START SUPPLIED MATERIAL
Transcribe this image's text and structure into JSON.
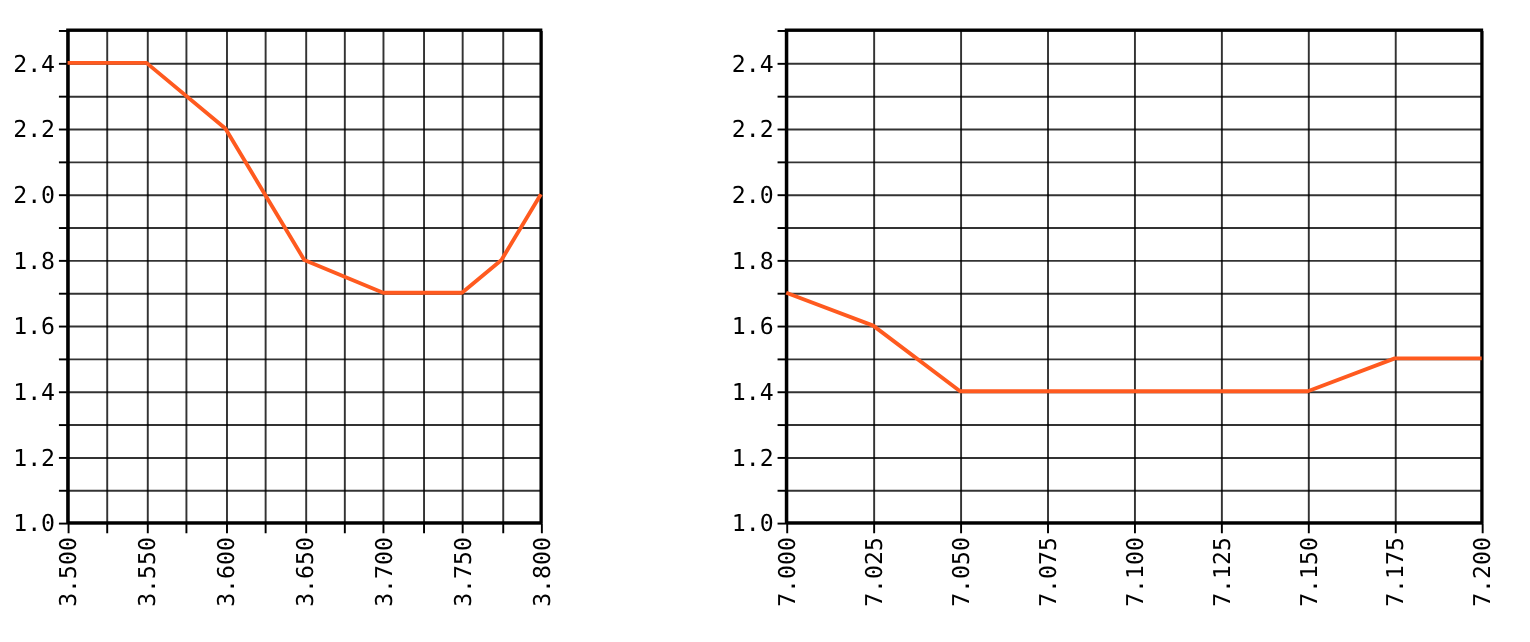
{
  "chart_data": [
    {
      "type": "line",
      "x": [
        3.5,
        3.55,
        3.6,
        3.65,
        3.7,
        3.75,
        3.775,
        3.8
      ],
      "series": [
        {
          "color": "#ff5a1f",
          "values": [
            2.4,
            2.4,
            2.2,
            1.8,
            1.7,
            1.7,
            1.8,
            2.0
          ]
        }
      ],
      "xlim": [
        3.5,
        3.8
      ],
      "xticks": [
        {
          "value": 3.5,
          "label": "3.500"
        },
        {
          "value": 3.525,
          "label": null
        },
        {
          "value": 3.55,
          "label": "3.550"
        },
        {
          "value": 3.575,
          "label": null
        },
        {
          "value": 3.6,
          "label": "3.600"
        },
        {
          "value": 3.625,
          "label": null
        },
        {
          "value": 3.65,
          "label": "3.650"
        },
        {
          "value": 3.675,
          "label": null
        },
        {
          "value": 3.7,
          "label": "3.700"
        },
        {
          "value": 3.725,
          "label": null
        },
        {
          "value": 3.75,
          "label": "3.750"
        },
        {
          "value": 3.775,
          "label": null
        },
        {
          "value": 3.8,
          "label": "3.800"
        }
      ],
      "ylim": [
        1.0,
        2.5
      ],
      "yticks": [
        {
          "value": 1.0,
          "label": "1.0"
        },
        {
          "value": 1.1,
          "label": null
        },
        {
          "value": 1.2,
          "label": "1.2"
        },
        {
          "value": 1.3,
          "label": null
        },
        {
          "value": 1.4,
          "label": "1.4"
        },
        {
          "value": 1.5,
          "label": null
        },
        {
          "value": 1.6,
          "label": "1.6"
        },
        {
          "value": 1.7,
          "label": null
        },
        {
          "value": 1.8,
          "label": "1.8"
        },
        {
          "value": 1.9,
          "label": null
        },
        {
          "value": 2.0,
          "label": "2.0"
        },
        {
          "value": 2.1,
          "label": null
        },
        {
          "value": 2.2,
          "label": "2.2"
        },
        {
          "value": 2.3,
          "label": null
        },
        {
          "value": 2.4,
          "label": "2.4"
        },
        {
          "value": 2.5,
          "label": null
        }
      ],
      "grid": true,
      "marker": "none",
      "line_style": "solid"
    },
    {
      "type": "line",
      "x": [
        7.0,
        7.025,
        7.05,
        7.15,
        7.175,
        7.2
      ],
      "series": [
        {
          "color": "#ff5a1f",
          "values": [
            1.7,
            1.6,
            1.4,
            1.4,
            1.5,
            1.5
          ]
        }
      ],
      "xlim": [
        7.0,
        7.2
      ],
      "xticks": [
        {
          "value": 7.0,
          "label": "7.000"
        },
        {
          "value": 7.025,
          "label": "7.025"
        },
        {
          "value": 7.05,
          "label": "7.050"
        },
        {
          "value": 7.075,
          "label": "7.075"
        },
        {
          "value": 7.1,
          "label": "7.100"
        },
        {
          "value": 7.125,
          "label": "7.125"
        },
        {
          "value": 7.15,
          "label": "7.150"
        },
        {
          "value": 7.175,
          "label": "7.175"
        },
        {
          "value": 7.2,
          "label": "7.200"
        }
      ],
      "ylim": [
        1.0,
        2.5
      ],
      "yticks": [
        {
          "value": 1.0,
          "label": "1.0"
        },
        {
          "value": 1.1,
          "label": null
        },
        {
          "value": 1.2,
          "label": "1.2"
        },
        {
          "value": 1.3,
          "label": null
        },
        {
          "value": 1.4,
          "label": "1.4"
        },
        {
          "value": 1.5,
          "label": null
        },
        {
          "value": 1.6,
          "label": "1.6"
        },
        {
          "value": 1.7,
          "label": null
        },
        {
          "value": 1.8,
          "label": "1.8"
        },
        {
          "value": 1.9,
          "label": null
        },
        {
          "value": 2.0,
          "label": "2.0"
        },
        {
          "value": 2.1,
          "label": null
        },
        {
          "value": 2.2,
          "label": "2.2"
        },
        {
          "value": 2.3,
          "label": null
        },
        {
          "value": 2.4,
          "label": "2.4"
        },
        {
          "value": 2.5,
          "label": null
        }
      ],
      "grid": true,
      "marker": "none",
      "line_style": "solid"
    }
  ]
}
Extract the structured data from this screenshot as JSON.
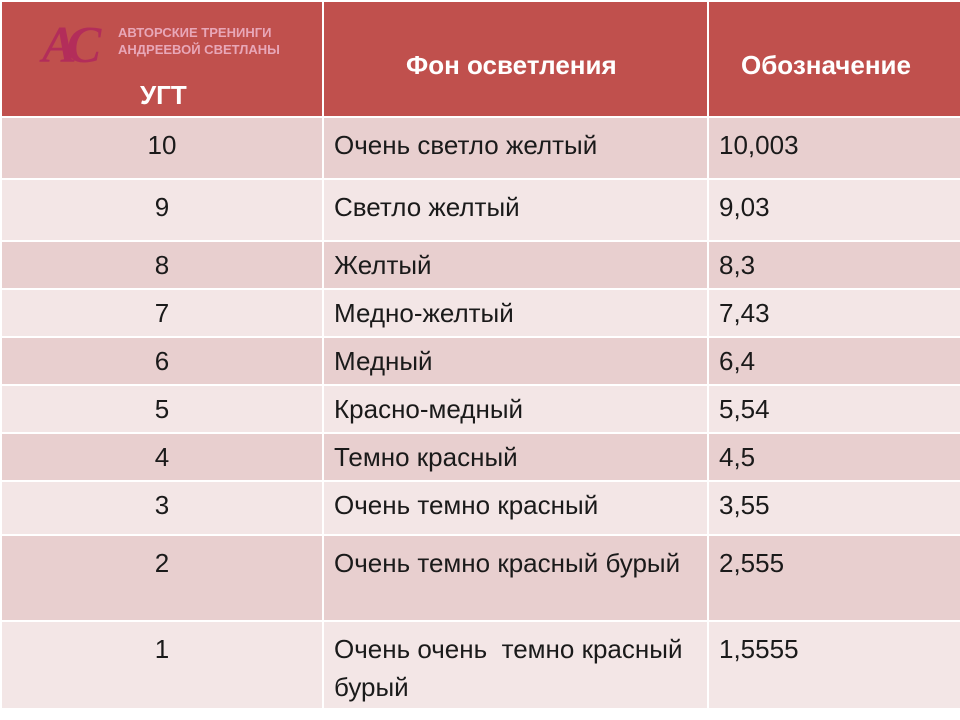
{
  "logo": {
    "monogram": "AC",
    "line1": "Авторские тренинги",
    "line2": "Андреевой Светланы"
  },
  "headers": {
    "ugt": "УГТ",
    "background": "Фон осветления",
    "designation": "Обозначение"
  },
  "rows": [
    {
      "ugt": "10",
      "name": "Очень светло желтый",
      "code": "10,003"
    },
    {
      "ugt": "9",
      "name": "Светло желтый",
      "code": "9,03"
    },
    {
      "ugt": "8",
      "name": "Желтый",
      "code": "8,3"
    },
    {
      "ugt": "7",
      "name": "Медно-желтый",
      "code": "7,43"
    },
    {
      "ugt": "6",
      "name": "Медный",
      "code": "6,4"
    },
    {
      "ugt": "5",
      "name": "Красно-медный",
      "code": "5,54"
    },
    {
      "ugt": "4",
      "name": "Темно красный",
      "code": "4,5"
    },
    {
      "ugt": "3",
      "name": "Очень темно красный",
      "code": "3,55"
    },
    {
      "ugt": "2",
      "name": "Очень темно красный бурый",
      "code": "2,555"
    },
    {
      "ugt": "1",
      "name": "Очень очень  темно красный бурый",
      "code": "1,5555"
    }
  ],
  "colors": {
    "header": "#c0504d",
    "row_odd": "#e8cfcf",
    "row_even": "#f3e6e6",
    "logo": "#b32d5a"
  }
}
END SUPPLIED MATERIAL
START SUPPLIED MATERIAL
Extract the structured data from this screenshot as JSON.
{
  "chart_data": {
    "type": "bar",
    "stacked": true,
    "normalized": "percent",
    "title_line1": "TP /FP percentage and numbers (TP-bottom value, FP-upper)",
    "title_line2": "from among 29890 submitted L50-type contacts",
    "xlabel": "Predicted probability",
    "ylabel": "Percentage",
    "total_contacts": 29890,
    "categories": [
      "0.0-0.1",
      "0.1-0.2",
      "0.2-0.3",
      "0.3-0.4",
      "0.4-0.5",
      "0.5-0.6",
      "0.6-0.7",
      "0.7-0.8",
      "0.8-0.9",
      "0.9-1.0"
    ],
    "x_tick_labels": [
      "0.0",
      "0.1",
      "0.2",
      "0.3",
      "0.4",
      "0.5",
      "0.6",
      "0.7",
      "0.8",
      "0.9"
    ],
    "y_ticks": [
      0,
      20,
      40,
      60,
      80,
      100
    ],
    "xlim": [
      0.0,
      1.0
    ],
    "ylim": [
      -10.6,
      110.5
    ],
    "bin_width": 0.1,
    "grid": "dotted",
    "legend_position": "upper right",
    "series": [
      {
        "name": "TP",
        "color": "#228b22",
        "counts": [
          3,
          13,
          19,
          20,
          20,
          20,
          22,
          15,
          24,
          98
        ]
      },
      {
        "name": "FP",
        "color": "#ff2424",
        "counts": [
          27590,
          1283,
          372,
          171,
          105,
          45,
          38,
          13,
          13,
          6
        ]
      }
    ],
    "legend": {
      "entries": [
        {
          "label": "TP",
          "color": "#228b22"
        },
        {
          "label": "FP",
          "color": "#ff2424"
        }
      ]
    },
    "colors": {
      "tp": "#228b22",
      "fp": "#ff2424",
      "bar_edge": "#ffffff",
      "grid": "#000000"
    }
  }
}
END SUPPLIED MATERIAL
* [WORK TO DO]:
Select the lines from the entries that include the word "Очень".

* [ANSWER TO THE EXERCISE]:
      "name": "Очень светло желтый",
      "name": "Очень темно красный",
      "name": "Очень темно красный бурый",
      "name": "Очень очень  темно красный бурый",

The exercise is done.